— Yazılı Görev A —
İlk işe veda metnindeki “Bu nedenle ilk işten ayrılmak, zorlu bir süreç olarak karşımıza çıkar.” cümlesini İngilizceye çevirin.
— Yazılı Görev B —
İlk işe veda metninde "1.11.2013 00:00:000" ifadesinden "onların gençlere yol gösterecek iş değişiklik öyküleri..." ifadesine kadar uzanan kısmı, bu ifadeler de dahil olmak üzere, olduğu gibi yazın.

— Metin Parçası —

══════

İlk işe zor veda

Türkiye’nin en önemli şirketlerinde görev alan, yıllarca üst düzey yöneticilik yapan isimlerin, gençlere yol gösterecek iş değişiklik öyküleri...

1.11.2013 00:00:000
Paylaş Tweet Paylaş
İlk işe zor veda
Kariyer yolculuğunda “ilk iş ” her zaman kritik bir rol oynar. Geleceğin şekillenmesinde, önemli kararların alınma,sında önemli bir eşiktir. Bu nedenle ilk işten ayrılmak, zorlu bir süreç olarak karşımıza çıkar. Türkiye’nin en önemli şirketlerinde farklı pozisyonlarda görev alan, yıllarca üst düzey yöneticilik yapan isimlerin, ilk işlerine veda öyküleri de bu nedenle oldukça önemli. İşte onların gençlere yol gösterecek iş değişiklik öyküleri...

══════

— Alıntı Kayıtlar —

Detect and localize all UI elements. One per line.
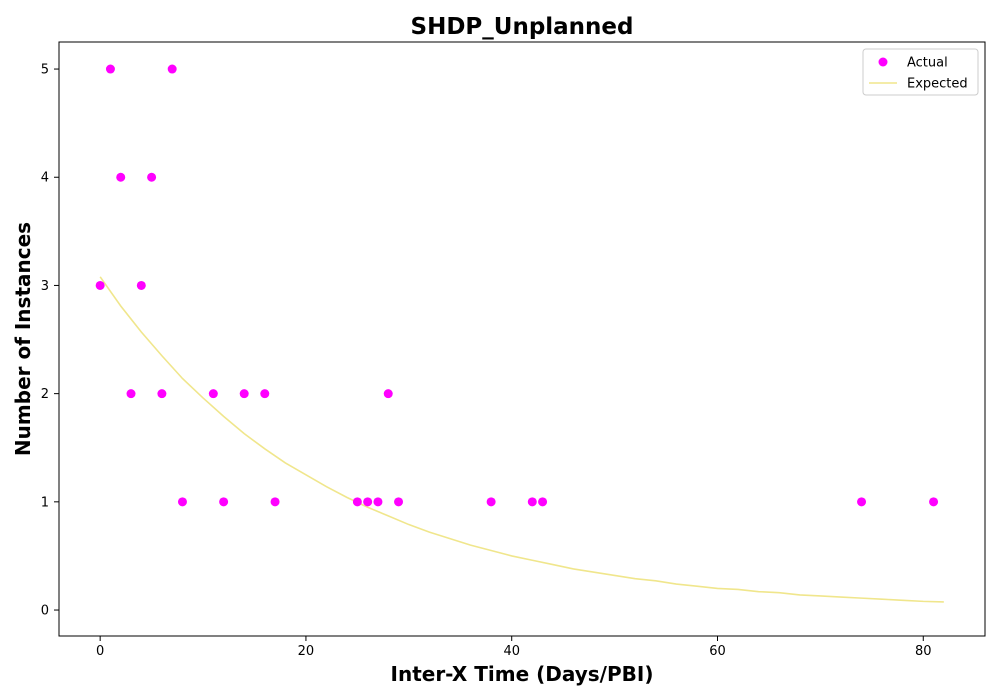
data-point bbox=[352, 497, 362, 507]
data-point bbox=[105, 64, 115, 74]
data-point bbox=[486, 497, 496, 507]
x-tick-label: 0 bbox=[96, 644, 104, 659]
data-point bbox=[208, 389, 218, 399]
legend-label: Actual bbox=[907, 56, 948, 71]
data-point bbox=[147, 172, 157, 182]
y-tick-label: 3 bbox=[41, 279, 49, 294]
legend-marker-actual bbox=[878, 57, 888, 67]
data-point bbox=[116, 172, 126, 182]
data-point bbox=[373, 497, 383, 507]
x-tick-label: 40 bbox=[503, 644, 520, 659]
y-axis: 0 1 2 3 4 5 bbox=[41, 63, 59, 619]
plot-frame bbox=[58, 41, 986, 637]
data-point bbox=[239, 389, 249, 399]
data-point bbox=[929, 497, 939, 507]
data-point bbox=[95, 280, 105, 290]
x-tick-label: 80 bbox=[915, 644, 932, 659]
x-axis: 0 20 40 60 80 bbox=[96, 636, 932, 659]
x-axis-label: Inter-X Time (Days/PBI) bbox=[391, 662, 654, 686]
data-point bbox=[857, 497, 867, 507]
legend-label: Expected bbox=[907, 77, 968, 92]
data-point bbox=[157, 389, 167, 399]
y-tick-label: 0 bbox=[41, 604, 49, 619]
data-point bbox=[383, 389, 393, 399]
data-point bbox=[527, 497, 537, 507]
plot-area bbox=[95, 64, 944, 603]
data-point bbox=[538, 497, 548, 507]
data-point bbox=[167, 64, 177, 74]
legend: Actual Expected bbox=[862, 48, 979, 96]
data-point bbox=[126, 389, 136, 399]
data-point bbox=[219, 497, 229, 507]
series-line-expected bbox=[99, 276, 944, 603]
y-axis-label: Number of Instances bbox=[11, 222, 35, 456]
data-point bbox=[136, 280, 146, 290]
x-tick-label: 60 bbox=[709, 644, 726, 659]
y-tick-label: 4 bbox=[41, 171, 49, 186]
y-tick-label: 5 bbox=[41, 63, 49, 78]
data-point bbox=[363, 497, 373, 507]
x-tick-label: 20 bbox=[298, 644, 315, 659]
data-point bbox=[177, 497, 187, 507]
data-point bbox=[270, 497, 280, 507]
data-point bbox=[394, 497, 404, 507]
y-tick-label: 1 bbox=[41, 495, 49, 510]
y-tick-label: 2 bbox=[41, 387, 49, 402]
chart-title: SHDP_Unplanned bbox=[411, 14, 634, 40]
data-point bbox=[260, 389, 270, 399]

══════

— Nihai Cevap A —
That is why leaving one's first job turns out to be a difficult process.

— Nihai Cevap B —
1.11.2013 00:00:000
Paylaş Tweet Paylaş
İlk işe zor veda
Kariyer yolculuğunda “ilk iş ” her zaman kritik bir rol oynar. Geleceğin şekillenmesinde, önemli kararların alınma,sında önemli bir eşiktir. Bu nedenle ilk işten ayrılmak, zorlu bir süreç olarak karşımıza çıkar. Türkiye’nin en önemli şirketlerinde farklı pozisyonlarda görev alan, yıllarca üst düzey yöneticilik yapan isimlerin, ilk işlerine veda öyküleri de bu nedenle oldukça önemli. İşte onların gençlere yol gösterecek iş değişiklik öyküleri...